--- Begin Material to process ---

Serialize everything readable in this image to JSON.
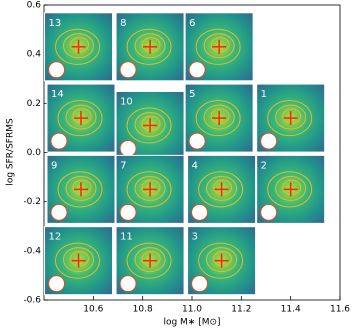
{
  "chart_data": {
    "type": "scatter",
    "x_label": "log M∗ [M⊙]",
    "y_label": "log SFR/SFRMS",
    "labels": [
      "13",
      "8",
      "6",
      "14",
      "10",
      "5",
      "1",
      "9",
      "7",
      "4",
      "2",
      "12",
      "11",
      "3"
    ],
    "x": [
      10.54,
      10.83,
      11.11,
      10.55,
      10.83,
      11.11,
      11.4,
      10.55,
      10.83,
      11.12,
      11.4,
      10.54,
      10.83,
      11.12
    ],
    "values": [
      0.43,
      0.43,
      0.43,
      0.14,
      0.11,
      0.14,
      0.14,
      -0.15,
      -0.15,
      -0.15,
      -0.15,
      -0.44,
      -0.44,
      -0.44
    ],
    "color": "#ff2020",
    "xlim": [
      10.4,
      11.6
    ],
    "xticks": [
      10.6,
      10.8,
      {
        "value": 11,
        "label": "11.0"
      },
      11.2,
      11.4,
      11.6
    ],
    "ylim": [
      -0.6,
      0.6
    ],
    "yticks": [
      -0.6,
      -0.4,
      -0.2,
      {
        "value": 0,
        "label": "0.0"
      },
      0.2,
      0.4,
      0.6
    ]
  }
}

--- End Material to process ---

Reproduce all the entries that precede this task, word for word, minus any pictures.

Serialize everything readable in this image to JSON.
{
  "chart_data": {
    "type": "scatter",
    "x_label": "log M∗ [M⊙]",
    "y_label": "log SFR/SFRMS",
    "labels": [
      "13",
      "8",
      "6",
      "14",
      "10",
      "5",
      "1",
      "9",
      "7",
      "4",
      "2",
      "12",
      "11",
      "3"
    ],
    "x": [
      10.54,
      10.83,
      11.11,
      10.55,
      10.83,
      11.11,
      11.4,
      10.55,
      10.83,
      11.12,
      11.4,
      10.54,
      10.83,
      11.12
    ],
    "values": [
      0.43,
      0.43,
      0.43,
      0.14,
      0.11,
      0.14,
      0.14,
      -0.15,
      -0.15,
      -0.15,
      -0.15,
      -0.44,
      -0.44,
      -0.44
    ],
    "color": "#ff2020",
    "xlim": [
      10.4,
      11.6
    ],
    "xticks": [
      10.6,
      10.8,
      {
        "value": 11,
        "label": "11.0"
      },
      11.2,
      11.4,
      11.6
    ],
    "ylim": [
      -0.6,
      0.6
    ],
    "yticks": [
      -0.6,
      -0.4,
      -0.2,
      {
        "value": 0,
        "label": "0.0"
      },
      0.2,
      0.4,
      0.6
    ]
  }
}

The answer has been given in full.